## Instruction
Reproduce the rows of the first block verbatim, from the line containing "Identify all the" through the line containing "- table-divider: --------: [327, 274, 402, 292]", including both of those lines. Omit the pictures from your answer.

## Material
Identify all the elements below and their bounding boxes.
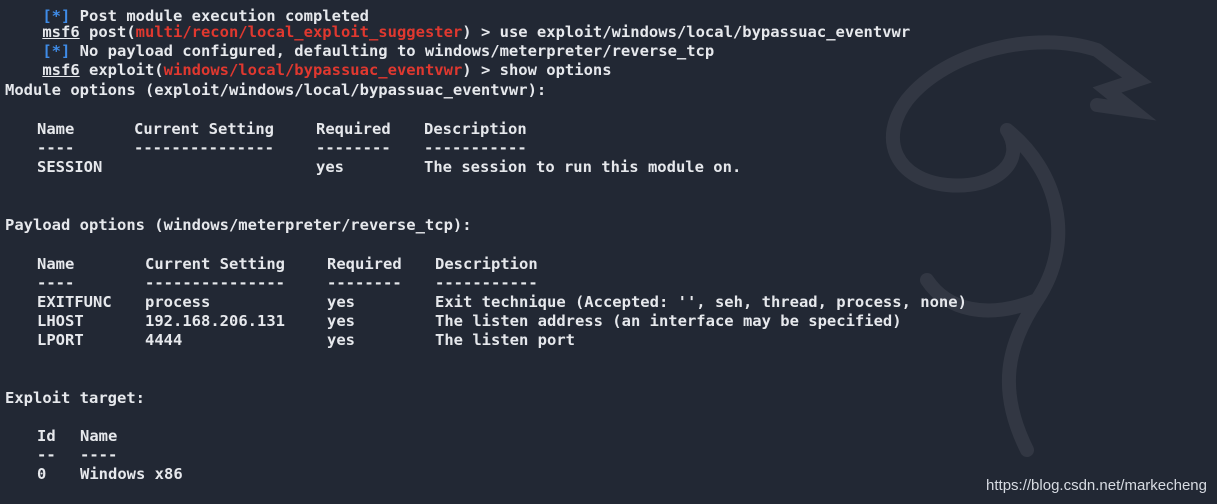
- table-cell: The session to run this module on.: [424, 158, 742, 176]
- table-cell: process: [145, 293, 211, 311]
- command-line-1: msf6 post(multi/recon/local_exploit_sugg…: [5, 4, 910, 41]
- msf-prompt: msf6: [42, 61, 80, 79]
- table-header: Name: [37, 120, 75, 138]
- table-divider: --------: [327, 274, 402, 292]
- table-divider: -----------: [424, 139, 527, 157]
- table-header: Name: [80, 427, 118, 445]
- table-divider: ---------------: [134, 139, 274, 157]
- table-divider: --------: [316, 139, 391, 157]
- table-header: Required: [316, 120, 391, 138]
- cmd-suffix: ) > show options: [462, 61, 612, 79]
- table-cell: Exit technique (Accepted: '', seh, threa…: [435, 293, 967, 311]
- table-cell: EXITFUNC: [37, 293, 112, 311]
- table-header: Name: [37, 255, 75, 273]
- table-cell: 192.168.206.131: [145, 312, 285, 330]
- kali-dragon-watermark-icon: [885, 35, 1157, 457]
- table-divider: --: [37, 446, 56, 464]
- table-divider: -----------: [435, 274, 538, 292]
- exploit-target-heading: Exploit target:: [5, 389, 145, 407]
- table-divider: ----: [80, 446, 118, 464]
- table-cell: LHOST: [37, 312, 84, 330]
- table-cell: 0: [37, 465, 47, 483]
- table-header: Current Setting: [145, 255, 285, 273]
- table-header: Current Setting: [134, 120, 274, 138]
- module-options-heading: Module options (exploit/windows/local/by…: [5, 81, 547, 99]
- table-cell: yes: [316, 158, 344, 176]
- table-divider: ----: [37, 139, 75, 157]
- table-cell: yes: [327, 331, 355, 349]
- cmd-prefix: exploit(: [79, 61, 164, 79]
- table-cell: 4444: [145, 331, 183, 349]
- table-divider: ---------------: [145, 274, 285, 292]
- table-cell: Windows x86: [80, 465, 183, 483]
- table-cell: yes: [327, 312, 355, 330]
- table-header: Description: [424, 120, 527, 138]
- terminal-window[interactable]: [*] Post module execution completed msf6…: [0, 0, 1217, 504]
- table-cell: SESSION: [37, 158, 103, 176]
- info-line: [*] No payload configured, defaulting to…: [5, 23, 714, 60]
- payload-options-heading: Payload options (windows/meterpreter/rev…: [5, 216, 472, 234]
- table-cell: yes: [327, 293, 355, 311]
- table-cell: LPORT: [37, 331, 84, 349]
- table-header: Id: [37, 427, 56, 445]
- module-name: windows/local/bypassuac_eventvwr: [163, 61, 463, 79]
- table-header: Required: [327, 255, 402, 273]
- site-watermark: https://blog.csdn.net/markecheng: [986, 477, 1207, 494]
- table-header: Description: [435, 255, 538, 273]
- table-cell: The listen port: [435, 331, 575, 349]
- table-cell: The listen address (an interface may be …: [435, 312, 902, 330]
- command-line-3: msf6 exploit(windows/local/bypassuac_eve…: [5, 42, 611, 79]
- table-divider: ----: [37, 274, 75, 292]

---

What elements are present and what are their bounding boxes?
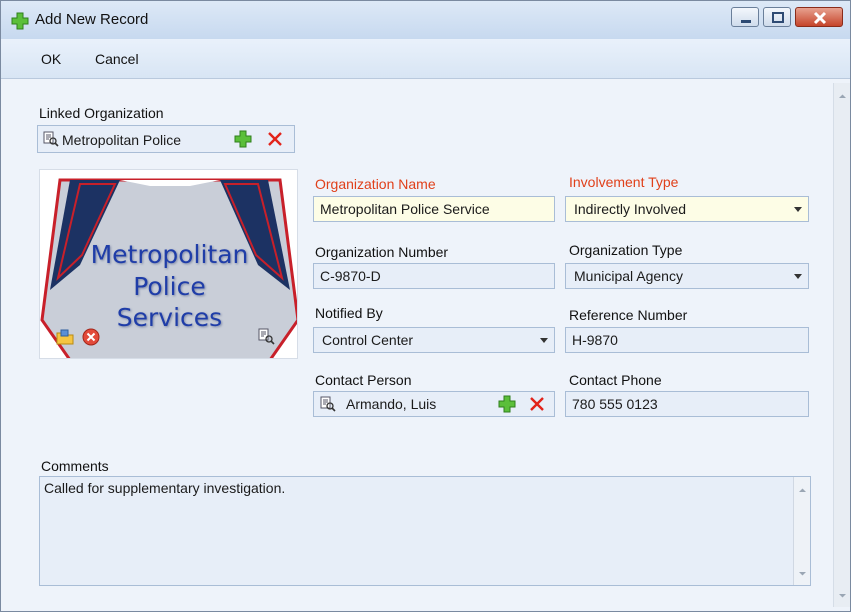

## Worked answer
Identify all the elements below and their bounding boxes.
- table-cell: The session to run this module on.: [424, 158, 742, 176]
- table-cell: process: [145, 293, 211, 311]
- command-line-1: msf6 post(multi/recon/local_exploit_sugg…: [5, 4, 910, 41]
- msf-prompt: msf6: [42, 61, 80, 79]
- table-header: Name: [37, 120, 75, 138]
- table-divider: --------: [327, 274, 402, 292]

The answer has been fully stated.